**TASK PROMPT**: Quote the passage on parental factors and children's intelligence from "The present study" up to and including "neonatal problems (30).".

**QUOTED PASSAGE**:
*** Block opens ***

The present study found no significant relationship between children’s intelligence and parents’ education level. In this study, 83.6% of the mothers and 79.7% of the fathers had an elementary or high school education, consistent with the findings of Noori et al. (19). On the contrary, He et al.’s study (27) found a significant relationship between children’s low intelligence and parents’ low education. Such a relationship may be related to the poor awareness of low-educated parents regarding how the intelligence of their children can be affected by genetics (28), pregnancy (29), childbirth, and neonatal problems (30).
The results of this study showed a significant inverse relationship between the intelligence of children and the age of their parents. In other words, children with lower intelligence were more likely to have older parents. This is consistent with the finding of many studies (19, 31-36).
Note that in Zhang’s study (34), it was the father’s age that was associated with low intelligence, not the mother’s. The research results suggested that changes in women’s chromosomes after the age of 30 might result in giving birth to children with ID (37).
Sandin et al. (38) believes that the very young or very old age of parents is highly involved in the incidence of ID in children. It is widely accepted that parental age is associated with the birth of infants with various disabilities, including low intelligence. However, this study did not investigate the pregnancy age and cannot support or refute the existence of such an association.
In this study, 39.6% of the children participants were the offspring of consanguineous marriages. However, the relationship between different levels of ID and consanguineous marriages was not significant. The fact that consanguineous marriages can lead to the birth of children with intelligence problems has been shown in many studies (8, 19, 31, 32), highlighting the importance of genetic counseling before marriage.

*** Block closes ***

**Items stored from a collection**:
*** Block opens ***

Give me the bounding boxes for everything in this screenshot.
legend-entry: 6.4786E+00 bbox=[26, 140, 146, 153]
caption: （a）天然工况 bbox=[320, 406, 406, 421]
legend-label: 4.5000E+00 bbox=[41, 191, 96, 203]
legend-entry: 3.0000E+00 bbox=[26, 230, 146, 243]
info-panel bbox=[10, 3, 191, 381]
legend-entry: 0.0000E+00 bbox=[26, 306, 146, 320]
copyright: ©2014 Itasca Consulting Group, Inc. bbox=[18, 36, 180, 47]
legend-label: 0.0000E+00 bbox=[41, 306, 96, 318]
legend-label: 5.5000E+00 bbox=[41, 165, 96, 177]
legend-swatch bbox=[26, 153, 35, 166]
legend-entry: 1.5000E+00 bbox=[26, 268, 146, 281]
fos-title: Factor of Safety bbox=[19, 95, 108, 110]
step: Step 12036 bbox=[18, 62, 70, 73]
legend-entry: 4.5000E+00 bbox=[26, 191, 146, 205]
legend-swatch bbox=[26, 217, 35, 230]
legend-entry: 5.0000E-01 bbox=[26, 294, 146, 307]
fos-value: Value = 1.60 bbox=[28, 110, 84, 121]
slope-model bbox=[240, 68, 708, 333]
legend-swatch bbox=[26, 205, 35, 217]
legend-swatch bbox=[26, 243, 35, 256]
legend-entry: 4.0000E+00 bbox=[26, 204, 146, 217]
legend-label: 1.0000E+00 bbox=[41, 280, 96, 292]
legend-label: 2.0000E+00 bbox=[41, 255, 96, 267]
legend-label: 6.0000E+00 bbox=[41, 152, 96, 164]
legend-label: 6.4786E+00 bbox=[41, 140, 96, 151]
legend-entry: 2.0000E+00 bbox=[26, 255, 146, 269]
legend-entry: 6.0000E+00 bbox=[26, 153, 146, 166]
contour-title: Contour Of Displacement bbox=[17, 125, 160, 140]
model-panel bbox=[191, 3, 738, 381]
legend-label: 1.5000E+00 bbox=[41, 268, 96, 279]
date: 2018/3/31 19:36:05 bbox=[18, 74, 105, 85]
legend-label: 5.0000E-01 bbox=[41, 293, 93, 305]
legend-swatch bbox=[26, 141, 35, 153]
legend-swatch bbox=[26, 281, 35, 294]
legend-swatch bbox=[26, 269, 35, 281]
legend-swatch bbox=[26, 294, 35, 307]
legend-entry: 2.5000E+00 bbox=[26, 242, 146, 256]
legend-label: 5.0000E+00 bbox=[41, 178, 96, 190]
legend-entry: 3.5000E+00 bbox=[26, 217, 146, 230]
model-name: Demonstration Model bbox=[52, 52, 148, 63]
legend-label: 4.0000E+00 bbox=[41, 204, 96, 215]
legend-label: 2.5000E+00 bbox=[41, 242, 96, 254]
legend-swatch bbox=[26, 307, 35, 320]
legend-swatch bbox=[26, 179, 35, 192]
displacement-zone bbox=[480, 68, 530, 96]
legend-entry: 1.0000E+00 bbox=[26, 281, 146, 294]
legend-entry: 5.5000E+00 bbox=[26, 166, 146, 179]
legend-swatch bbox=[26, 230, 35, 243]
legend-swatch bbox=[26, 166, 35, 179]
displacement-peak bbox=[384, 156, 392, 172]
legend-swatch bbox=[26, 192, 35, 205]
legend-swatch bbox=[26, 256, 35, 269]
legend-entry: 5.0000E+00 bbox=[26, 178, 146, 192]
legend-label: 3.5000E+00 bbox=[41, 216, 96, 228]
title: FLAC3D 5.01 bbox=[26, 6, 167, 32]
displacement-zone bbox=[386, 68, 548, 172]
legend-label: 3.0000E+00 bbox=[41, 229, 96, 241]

*** Block closes ***

**WRITTEN RESPONSE**:
The present study found no significant relationship between children’s intelligence and parents’ education level. In this study, 83.6% of the mothers and 79.7% of the fathers had an elementary or high school education, consistent with the findings of Noori et al. (19). On the contrary, He et al.’s study (27) found a significant relationship between children’s low intelligence and parents’ low education. Such a relationship may be related to the poor awareness of low-educated parents regarding how the intelligence of their children can be affected by genetics (28), pregnancy (29), childbirth, and neonatal problems (30).